• **INPUT MATERIAL**
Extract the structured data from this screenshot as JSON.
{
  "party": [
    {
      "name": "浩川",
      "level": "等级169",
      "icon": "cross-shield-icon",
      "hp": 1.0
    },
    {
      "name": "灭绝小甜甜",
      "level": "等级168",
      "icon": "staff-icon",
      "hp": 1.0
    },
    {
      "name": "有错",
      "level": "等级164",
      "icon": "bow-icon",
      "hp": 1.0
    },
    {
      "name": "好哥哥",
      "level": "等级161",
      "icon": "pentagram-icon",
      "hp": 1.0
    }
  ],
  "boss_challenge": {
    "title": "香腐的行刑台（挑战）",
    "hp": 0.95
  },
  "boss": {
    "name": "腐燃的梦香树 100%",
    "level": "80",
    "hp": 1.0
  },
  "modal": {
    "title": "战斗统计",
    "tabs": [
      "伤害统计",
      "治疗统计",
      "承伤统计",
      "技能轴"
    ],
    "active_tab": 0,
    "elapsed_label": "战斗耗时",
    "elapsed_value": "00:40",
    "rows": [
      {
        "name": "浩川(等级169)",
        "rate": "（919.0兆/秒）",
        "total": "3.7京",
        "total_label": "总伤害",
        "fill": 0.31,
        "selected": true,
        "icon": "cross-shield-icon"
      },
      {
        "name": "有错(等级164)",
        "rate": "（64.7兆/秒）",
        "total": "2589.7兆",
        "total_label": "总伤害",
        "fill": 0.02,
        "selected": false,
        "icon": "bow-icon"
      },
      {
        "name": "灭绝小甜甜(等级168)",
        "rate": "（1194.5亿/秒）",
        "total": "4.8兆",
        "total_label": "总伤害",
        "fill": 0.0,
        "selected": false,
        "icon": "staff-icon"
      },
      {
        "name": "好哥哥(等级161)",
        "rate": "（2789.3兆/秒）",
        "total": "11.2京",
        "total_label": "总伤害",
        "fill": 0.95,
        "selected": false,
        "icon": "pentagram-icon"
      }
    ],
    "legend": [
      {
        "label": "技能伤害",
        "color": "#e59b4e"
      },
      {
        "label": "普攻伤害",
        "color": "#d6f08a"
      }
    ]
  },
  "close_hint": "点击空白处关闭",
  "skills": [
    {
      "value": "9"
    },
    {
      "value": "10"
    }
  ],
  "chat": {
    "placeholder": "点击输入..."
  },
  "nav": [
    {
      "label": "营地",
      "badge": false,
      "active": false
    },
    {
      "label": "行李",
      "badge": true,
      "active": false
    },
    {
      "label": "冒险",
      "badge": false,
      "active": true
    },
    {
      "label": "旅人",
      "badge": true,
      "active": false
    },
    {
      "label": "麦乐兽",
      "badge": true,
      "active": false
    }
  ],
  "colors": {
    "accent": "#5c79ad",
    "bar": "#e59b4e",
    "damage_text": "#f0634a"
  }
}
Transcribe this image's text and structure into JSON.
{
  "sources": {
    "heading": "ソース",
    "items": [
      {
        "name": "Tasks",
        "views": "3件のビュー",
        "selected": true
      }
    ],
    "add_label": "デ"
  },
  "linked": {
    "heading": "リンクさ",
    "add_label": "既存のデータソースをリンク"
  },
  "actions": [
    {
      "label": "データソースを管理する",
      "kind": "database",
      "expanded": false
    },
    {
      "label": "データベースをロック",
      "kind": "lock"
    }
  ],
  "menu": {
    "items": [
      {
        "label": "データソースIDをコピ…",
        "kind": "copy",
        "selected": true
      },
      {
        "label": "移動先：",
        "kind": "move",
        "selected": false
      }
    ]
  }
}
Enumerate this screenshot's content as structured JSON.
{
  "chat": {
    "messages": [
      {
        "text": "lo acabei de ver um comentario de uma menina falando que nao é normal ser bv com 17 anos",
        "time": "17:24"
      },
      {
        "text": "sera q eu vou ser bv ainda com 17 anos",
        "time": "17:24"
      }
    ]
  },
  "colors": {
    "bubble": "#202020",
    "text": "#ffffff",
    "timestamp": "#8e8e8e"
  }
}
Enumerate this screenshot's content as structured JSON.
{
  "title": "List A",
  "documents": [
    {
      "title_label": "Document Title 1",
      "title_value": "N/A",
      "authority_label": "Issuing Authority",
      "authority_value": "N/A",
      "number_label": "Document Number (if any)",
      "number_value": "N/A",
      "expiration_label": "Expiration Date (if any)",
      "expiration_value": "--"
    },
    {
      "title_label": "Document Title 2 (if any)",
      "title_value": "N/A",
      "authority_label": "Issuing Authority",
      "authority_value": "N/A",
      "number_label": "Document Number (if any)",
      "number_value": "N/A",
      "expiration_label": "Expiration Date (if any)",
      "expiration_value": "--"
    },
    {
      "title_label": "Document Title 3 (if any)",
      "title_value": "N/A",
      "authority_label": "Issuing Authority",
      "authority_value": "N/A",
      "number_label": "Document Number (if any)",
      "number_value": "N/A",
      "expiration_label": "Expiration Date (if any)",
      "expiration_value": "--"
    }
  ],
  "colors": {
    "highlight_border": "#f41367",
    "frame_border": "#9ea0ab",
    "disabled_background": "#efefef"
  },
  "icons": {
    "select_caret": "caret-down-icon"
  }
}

• **GIVEN EXERCISE**
Repeat the material above in full, keeping every word.

• **WRITTEN RESPONSE**
Extract the structured data from this screenshot as JSON.
{
  "party": [
    {
      "name": "浩川",
      "level": "等级169",
      "icon": "cross-shield-icon",
      "hp": 1.0
    },
    {
      "name": "灭绝小甜甜",
      "level": "等级168",
      "icon": "staff-icon",
      "hp": 1.0
    },
    {
      "name": "有错",
      "level": "等级164",
      "icon": "bow-icon",
      "hp": 1.0
    },
    {
      "name": "好哥哥",
      "level": "等级161",
      "icon": "pentagram-icon",
      "hp": 1.0
    }
  ],
  "boss_challenge": {
    "title": "香腐的行刑台（挑战）",
    "hp": 0.95
  },
  "boss": {
    "name": "腐燃的梦香树 100%",
    "level": "80",
    "hp": 1.0
  },
  "modal": {
    "title": "战斗统计",
    "tabs": [
      "伤害统计",
      "治疗统计",
      "承伤统计",
      "技能轴"
    ],
    "active_tab": 0,
    "elapsed_label": "战斗耗时",
    "elapsed_value": "00:40",
    "rows": [
      {
        "name": "浩川(等级169)",
        "rate": "（919.0兆/秒）",
        "total": "3.7京",
        "total_label": "总伤害",
        "fill": 0.31,
        "selected": true,
        "icon": "cross-shield-icon"
      },
      {
        "name": "有错(等级164)",
        "rate": "（64.7兆/秒）",
        "total": "2589.7兆",
        "total_label": "总伤害",
        "fill": 0.02,
        "selected": false,
        "icon": "bow-icon"
      },
      {
        "name": "灭绝小甜甜(等级168)",
        "rate": "（1194.5亿/秒）",
        "total": "4.8兆",
        "total_label": "总伤害",
        "fill": 0.0,
        "selected": false,
        "icon": "staff-icon"
      },
      {
        "name": "好哥哥(等级161)",
        "rate": "（2789.3兆/秒）",
        "total": "11.2京",
        "total_label": "总伤害",
        "fill": 0.95,
        "selected": false,
        "icon": "pentagram-icon"
      }
    ],
    "legend": [
      {
        "label": "技能伤害",
        "color": "#e59b4e"
      },
      {
        "label": "普攻伤害",
        "color": "#d6f08a"
      }
    ]
  },
  "close_hint": "点击空白处关闭",
  "skills": [
    {
      "value": "9"
    },
    {
      "value": "10"
    }
  ],
  "chat": {
    "placeholder": "点击输入..."
  },
  "nav": [
    {
      "label": "营地",
      "badge": false,
      "active": false
    },
    {
      "label": "行李",
      "badge": true,
      "active": false
    },
    {
      "label": "冒险",
      "badge": false,
      "active": true
    },
    {
      "label": "旅人",
      "badge": true,
      "active": false
    },
    {
      "label": "麦乐兽",
      "badge": true,
      "active": false
    }
  ],
  "colors": {
    "accent": "#5c79ad",
    "bar": "#e59b4e",
    "damage_text": "#f0634a"
  }
}
Transcribe this image's text and structure into JSON.
{
  "sources": {
    "heading": "ソース",
    "items": [
      {
        "name": "Tasks",
        "views": "3件のビュー",
        "selected": true
      }
    ],
    "add_label": "デ"
  },
  "linked": {
    "heading": "リンクさ",
    "add_label": "既存のデータソースをリンク"
  },
  "actions": [
    {
      "label": "データソースを管理する",
      "kind": "database",
      "expanded": false
    },
    {
      "label": "データベースをロック",
      "kind": "lock"
    }
  ],
  "menu": {
    "items": [
      {
        "label": "データソースIDをコピ…",
        "kind": "copy",
        "selected": true
      },
      {
        "label": "移動先：",
        "kind": "move",
        "selected": false
      }
    ]
  }
}
Enumerate this screenshot's content as structured JSON.
{
  "chat": {
    "messages": [
      {
        "text": "lo acabei de ver um comentario de uma menina falando que nao é normal ser bv com 17 anos",
        "time": "17:24"
      },
      {
        "text": "sera q eu vou ser bv ainda com 17 anos",
        "time": "17:24"
      }
    ]
  },
  "colors": {
    "bubble": "#202020",
    "text": "#ffffff",
    "timestamp": "#8e8e8e"
  }
}
Enumerate this screenshot's content as structured JSON.
{
  "title": "List A",
  "documents": [
    {
      "title_label": "Document Title 1",
      "title_value": "N/A",
      "authority_label": "Issuing Authority",
      "authority_value": "N/A",
      "number_label": "Document Number (if any)",
      "number_value": "N/A",
      "expiration_label": "Expiration Date (if any)",
      "expiration_value": "--"
    },
    {
      "title_label": "Document Title 2 (if any)",
      "title_value": "N/A",
      "authority_label": "Issuing Authority",
      "authority_value": "N/A",
      "number_label": "Document Number (if any)",
      "number_value": "N/A",
      "expiration_label": "Expiration Date (if any)",
      "expiration_value": "--"
    },
    {
      "title_label": "Document Title 3 (if any)",
      "title_value": "N/A",
      "authority_label": "Issuing Authority",
      "authority_value": "N/A",
      "number_label": "Document Number (if any)",
      "number_value": "N/A",
      "expiration_label": "Expiration Date (if any)",
      "expiration_value": "--"
    }
  ],
  "colors": {
    "highlight_border": "#f41367",
    "frame_border": "#9ea0ab",
    "disabled_background": "#efefef"
  },
  "icons": {
    "select_caret": "caret-down-icon"
  }
}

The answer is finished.